> **Do this**:
Which lines in the records below contain the word "price"? Copy each one out.

> **Items**:
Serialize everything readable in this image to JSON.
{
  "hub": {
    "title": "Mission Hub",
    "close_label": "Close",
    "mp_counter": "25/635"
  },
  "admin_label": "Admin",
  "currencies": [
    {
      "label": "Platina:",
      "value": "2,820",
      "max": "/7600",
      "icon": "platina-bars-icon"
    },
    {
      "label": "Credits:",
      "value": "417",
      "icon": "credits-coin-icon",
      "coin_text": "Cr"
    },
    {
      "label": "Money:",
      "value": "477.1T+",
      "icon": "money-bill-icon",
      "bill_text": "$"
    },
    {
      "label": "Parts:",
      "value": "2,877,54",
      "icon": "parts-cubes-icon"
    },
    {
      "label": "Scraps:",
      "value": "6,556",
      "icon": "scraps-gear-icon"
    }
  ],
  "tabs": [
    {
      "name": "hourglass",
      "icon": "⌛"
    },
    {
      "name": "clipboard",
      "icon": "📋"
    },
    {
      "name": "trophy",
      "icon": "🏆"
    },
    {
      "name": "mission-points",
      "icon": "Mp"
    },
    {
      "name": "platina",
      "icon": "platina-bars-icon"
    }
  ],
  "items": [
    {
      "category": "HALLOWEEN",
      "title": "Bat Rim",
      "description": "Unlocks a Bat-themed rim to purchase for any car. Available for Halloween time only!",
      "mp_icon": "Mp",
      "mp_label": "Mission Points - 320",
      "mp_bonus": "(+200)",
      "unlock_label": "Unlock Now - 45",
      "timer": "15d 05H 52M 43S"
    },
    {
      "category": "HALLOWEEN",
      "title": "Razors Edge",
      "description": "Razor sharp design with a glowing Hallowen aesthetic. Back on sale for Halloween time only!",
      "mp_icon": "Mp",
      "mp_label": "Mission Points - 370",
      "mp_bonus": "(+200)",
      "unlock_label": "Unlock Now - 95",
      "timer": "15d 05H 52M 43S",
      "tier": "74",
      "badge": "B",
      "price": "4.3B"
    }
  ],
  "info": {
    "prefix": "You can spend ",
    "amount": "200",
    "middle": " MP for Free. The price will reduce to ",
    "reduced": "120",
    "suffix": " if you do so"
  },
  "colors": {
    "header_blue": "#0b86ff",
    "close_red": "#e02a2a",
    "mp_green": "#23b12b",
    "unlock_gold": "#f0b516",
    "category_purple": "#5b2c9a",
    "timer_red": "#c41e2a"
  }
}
==
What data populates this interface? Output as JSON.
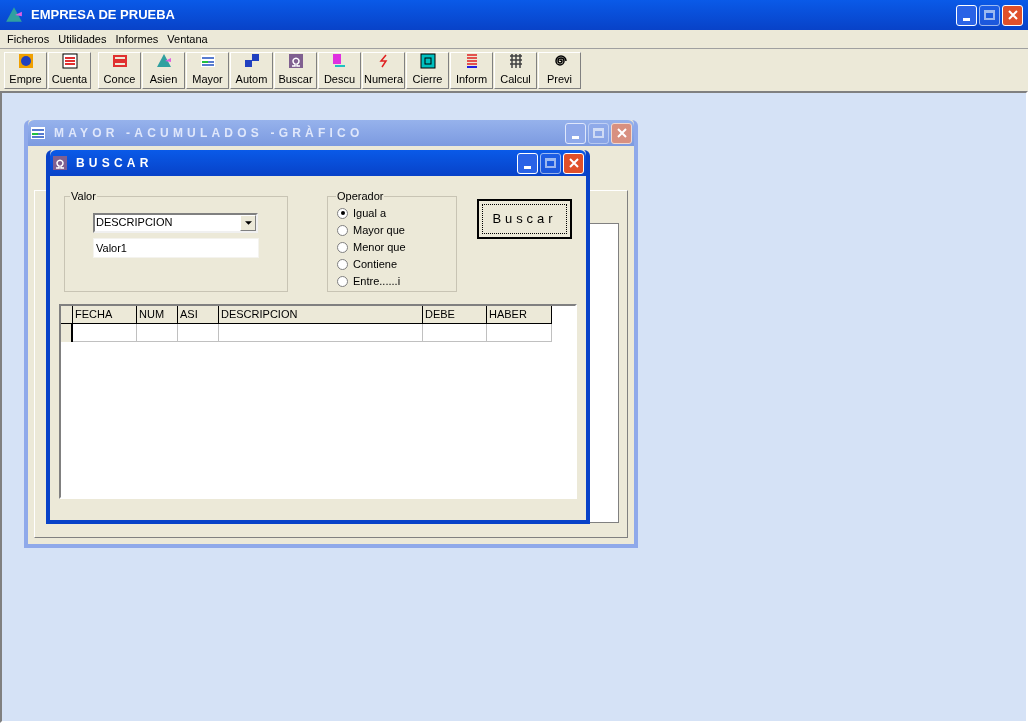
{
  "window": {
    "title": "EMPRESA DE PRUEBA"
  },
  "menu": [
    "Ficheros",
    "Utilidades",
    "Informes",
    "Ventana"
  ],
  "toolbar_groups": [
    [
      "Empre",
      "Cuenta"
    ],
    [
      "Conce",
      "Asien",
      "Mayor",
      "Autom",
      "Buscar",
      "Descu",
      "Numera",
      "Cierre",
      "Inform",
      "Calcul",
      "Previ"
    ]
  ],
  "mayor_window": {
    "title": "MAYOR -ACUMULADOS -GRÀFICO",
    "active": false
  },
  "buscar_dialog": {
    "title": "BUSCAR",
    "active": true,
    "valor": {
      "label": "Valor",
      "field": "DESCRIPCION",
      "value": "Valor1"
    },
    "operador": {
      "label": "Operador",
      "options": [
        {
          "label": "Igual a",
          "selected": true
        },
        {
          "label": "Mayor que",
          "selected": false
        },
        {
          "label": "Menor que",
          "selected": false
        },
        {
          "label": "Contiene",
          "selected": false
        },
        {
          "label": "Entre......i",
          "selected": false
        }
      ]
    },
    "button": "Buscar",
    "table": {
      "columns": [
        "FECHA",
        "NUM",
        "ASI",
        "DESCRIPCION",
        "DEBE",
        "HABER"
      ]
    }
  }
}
---
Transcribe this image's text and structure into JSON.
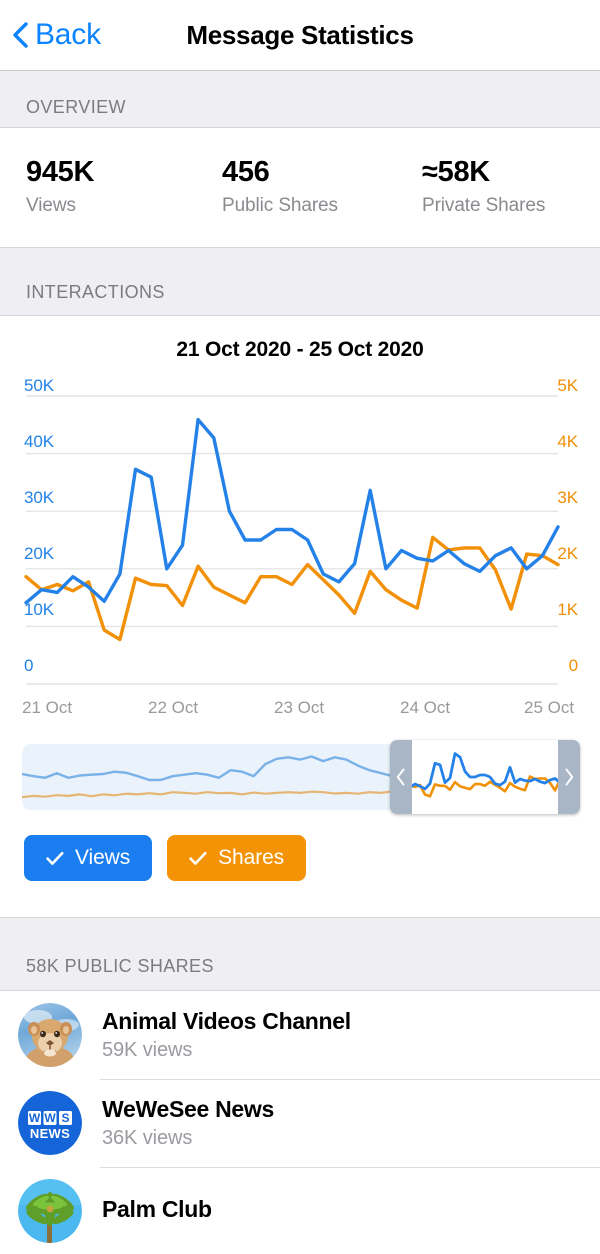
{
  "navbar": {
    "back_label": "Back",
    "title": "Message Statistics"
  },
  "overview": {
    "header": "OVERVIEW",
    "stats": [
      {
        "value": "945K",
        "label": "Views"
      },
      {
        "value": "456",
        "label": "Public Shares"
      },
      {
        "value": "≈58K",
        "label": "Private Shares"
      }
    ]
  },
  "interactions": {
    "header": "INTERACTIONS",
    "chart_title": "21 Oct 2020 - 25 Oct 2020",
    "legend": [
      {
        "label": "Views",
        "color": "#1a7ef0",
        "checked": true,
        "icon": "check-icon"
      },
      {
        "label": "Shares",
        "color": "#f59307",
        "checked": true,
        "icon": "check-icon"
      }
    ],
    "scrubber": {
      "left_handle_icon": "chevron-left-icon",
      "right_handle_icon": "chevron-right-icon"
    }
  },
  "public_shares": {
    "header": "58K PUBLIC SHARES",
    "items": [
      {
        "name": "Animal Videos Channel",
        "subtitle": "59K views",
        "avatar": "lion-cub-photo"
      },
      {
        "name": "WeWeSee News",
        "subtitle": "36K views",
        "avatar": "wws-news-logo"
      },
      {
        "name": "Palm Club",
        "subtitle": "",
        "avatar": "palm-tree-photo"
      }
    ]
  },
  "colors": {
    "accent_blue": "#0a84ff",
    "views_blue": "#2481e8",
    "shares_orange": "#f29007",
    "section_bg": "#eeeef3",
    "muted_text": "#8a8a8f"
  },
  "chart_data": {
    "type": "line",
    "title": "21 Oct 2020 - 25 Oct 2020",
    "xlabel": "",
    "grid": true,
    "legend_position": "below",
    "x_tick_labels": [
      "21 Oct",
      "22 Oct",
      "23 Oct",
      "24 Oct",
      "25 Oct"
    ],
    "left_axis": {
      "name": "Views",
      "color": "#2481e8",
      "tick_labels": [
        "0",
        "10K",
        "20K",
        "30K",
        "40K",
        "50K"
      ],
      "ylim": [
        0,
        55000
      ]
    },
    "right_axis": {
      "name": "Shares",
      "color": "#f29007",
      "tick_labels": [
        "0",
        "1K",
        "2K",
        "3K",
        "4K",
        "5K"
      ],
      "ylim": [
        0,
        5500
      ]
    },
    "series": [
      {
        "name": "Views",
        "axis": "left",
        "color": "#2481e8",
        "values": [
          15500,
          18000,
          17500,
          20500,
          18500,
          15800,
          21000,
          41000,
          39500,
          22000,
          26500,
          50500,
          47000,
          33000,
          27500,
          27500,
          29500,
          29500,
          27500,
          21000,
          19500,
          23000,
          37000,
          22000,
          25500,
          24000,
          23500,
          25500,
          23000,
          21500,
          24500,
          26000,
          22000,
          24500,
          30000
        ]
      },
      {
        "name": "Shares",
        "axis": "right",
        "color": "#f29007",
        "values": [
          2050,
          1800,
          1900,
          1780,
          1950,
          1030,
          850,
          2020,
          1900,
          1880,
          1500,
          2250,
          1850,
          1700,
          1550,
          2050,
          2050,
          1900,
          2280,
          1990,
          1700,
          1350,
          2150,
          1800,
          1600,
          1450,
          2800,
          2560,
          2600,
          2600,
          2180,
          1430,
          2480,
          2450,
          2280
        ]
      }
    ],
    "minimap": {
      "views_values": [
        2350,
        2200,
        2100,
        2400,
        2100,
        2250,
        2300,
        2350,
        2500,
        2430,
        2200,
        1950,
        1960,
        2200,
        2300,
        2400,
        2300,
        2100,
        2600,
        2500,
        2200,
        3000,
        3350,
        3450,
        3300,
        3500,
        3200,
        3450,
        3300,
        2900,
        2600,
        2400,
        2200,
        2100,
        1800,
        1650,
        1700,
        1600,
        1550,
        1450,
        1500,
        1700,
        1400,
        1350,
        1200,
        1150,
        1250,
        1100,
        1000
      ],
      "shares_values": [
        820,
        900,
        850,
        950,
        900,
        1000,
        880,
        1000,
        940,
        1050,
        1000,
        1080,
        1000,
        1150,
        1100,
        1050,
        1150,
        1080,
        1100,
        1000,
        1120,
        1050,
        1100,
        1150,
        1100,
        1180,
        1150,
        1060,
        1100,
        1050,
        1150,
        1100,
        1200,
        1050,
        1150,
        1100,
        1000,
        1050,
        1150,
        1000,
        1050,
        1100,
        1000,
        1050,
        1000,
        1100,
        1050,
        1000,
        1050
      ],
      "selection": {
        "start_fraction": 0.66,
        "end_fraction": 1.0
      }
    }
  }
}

> **Output for this exercise**:
      "price": "4.3B"
    "middle": " MP for Free. The price will reduce to ",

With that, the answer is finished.